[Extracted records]
+++++
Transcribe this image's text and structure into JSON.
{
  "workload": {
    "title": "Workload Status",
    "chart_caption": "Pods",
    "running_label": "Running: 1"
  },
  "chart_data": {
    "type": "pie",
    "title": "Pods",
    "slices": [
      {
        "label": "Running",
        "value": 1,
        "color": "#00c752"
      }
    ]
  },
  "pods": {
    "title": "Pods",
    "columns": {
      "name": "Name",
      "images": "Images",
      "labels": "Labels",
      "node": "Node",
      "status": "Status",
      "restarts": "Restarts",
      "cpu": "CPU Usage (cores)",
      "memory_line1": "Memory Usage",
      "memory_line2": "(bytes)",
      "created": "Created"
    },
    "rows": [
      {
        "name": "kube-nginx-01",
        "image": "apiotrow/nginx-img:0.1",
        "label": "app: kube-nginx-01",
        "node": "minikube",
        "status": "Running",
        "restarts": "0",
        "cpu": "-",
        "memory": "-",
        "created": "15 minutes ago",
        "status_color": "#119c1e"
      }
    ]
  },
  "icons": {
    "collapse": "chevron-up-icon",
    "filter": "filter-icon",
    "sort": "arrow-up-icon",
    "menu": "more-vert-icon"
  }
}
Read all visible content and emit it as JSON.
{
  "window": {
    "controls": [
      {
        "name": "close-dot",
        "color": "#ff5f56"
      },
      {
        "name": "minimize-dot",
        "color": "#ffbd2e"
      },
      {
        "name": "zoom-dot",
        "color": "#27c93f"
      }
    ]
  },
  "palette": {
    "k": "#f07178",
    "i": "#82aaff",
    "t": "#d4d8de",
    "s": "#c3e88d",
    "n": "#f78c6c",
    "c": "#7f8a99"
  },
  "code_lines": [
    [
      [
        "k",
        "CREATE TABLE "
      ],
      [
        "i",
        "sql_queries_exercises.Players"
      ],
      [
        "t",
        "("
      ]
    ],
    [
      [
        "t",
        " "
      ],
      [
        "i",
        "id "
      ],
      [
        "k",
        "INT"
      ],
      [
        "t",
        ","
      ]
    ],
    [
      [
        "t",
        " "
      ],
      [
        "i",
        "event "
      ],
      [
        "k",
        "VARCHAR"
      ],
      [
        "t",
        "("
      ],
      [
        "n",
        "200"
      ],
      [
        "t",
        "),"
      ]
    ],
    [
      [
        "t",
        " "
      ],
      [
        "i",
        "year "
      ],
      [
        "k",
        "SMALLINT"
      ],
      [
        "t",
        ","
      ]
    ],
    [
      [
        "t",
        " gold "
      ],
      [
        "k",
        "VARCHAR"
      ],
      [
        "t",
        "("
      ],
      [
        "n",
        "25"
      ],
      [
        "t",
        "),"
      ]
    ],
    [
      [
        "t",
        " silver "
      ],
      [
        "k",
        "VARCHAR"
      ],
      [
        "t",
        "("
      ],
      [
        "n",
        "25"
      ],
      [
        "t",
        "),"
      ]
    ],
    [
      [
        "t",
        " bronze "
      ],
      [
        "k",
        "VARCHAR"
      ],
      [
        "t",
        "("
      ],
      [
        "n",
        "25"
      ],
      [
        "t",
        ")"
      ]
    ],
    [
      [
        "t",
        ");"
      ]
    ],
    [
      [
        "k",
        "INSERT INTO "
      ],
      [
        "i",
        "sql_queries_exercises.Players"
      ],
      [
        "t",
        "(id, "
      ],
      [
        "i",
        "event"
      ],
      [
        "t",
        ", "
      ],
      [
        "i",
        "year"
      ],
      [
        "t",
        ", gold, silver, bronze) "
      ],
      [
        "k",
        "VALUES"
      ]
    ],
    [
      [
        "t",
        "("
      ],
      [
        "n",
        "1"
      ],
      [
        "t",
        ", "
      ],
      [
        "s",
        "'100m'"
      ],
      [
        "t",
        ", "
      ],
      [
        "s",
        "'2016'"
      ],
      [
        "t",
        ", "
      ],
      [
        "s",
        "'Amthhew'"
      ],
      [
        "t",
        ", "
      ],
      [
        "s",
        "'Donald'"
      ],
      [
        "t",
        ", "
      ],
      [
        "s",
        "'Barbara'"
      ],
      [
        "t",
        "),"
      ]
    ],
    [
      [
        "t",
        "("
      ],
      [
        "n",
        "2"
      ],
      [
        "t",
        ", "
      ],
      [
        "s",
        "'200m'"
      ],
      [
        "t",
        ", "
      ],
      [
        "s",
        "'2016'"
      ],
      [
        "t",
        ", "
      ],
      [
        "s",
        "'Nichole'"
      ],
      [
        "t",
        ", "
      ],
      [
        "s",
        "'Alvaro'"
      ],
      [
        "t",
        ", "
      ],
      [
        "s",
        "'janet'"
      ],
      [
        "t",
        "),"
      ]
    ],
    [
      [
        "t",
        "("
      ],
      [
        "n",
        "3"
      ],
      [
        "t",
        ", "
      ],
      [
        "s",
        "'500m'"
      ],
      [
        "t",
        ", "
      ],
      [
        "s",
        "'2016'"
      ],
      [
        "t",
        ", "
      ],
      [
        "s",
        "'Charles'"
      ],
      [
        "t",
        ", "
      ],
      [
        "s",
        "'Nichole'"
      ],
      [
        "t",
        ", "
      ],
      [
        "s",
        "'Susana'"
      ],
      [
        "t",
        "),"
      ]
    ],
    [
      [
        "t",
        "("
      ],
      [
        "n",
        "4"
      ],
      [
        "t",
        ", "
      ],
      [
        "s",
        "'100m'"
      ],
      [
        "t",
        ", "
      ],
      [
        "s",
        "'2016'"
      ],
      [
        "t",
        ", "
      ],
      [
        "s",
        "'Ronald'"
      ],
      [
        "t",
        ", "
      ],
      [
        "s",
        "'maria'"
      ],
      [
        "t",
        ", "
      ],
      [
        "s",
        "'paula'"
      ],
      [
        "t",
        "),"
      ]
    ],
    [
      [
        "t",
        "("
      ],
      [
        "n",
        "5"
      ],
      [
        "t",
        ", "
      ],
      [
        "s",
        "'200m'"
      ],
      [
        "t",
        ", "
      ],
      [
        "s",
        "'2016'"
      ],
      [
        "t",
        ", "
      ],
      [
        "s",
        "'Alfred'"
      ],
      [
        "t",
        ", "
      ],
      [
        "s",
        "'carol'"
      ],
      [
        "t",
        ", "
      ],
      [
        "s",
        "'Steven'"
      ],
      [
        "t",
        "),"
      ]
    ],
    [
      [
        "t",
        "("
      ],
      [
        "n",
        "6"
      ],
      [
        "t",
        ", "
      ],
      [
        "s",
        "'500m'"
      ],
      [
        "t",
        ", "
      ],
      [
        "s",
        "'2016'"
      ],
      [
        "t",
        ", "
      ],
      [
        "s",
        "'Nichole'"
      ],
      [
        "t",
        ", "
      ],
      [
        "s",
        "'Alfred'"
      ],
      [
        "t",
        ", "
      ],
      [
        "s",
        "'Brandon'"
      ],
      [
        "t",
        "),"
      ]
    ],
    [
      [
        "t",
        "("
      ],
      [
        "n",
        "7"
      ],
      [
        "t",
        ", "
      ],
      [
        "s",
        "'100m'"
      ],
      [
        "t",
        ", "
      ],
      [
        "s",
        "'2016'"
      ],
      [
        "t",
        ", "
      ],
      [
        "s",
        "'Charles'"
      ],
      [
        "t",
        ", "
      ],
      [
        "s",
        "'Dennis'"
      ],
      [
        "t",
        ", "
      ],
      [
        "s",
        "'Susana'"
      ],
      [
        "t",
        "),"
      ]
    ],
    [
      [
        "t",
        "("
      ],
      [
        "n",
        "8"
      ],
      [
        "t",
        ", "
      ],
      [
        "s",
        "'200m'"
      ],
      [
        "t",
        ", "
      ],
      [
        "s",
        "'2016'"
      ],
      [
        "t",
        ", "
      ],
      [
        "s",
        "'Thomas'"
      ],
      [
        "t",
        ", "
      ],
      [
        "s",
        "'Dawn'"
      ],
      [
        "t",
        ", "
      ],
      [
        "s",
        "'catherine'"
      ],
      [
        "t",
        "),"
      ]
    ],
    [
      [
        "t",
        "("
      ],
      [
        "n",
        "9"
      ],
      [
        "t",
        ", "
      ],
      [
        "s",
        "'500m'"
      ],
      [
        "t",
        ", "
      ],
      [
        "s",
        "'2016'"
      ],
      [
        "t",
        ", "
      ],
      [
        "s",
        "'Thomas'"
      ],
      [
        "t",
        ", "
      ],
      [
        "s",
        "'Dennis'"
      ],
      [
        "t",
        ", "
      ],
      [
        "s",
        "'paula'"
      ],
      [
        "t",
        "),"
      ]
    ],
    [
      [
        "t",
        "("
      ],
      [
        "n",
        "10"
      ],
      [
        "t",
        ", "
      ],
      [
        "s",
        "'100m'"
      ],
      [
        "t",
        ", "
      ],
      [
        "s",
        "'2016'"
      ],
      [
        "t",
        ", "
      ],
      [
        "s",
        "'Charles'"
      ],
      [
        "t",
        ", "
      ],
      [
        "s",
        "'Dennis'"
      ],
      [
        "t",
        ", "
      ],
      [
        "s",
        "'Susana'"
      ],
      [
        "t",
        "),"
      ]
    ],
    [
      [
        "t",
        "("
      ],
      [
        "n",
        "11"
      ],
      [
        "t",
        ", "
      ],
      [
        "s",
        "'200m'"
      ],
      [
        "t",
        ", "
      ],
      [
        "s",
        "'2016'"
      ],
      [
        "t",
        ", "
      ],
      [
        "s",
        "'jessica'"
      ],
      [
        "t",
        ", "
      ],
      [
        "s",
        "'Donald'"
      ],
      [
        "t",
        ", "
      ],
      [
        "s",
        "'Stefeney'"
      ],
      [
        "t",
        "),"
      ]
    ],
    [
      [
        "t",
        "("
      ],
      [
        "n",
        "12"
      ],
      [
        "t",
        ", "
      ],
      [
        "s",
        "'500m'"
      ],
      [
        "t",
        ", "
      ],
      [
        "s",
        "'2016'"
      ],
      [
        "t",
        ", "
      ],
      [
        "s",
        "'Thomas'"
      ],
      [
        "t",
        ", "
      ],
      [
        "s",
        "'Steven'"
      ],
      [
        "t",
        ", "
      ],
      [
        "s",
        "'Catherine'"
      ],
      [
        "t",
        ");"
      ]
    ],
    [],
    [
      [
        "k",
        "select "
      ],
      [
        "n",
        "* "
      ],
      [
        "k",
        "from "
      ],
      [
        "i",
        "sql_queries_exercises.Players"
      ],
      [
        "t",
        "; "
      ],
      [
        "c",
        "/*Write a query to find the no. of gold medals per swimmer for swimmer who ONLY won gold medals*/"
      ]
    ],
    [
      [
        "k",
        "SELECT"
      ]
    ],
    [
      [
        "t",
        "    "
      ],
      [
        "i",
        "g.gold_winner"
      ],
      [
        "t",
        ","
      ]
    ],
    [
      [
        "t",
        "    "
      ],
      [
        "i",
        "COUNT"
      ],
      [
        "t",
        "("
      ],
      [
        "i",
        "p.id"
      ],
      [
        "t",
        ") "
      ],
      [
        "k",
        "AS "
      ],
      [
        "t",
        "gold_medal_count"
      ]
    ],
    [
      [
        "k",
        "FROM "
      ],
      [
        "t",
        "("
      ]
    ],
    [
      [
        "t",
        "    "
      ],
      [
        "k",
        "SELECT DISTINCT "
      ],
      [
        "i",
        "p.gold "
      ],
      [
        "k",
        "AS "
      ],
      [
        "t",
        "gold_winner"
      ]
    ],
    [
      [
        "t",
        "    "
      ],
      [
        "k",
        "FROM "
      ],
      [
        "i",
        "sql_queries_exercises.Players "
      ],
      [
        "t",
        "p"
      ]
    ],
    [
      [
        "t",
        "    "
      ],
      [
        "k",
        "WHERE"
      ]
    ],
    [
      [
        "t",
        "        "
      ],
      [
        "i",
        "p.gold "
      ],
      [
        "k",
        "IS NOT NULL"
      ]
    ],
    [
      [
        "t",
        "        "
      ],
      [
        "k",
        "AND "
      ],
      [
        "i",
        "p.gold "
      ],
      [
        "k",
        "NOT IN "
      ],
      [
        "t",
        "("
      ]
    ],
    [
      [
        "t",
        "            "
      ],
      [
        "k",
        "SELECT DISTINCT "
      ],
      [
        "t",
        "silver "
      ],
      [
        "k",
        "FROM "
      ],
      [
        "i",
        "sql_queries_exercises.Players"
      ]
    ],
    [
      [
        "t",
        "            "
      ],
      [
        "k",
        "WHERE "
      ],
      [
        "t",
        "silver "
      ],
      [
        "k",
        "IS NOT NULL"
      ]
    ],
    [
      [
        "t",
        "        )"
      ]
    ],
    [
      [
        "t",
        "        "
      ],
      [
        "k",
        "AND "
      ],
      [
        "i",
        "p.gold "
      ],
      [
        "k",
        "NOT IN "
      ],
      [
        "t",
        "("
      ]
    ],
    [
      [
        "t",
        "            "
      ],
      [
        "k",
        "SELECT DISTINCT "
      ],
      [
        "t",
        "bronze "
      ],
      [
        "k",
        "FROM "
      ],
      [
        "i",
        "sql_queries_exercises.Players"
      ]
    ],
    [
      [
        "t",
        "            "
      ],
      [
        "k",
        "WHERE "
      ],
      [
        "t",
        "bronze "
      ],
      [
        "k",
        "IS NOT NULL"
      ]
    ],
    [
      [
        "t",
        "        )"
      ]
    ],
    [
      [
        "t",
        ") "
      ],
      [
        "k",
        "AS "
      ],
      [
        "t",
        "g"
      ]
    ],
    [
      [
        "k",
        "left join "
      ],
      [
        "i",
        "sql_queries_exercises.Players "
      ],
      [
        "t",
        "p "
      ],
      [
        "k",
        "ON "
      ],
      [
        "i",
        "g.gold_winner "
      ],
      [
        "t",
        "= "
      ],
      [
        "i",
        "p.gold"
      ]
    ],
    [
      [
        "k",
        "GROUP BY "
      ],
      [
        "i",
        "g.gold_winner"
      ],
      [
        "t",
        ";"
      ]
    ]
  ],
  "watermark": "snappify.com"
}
+++++
→ Written instruction
Check each line of the entries above, and show every one holding the word "created".

→ Answer below
      "created": "Created"
        "created": "15 minutes ago",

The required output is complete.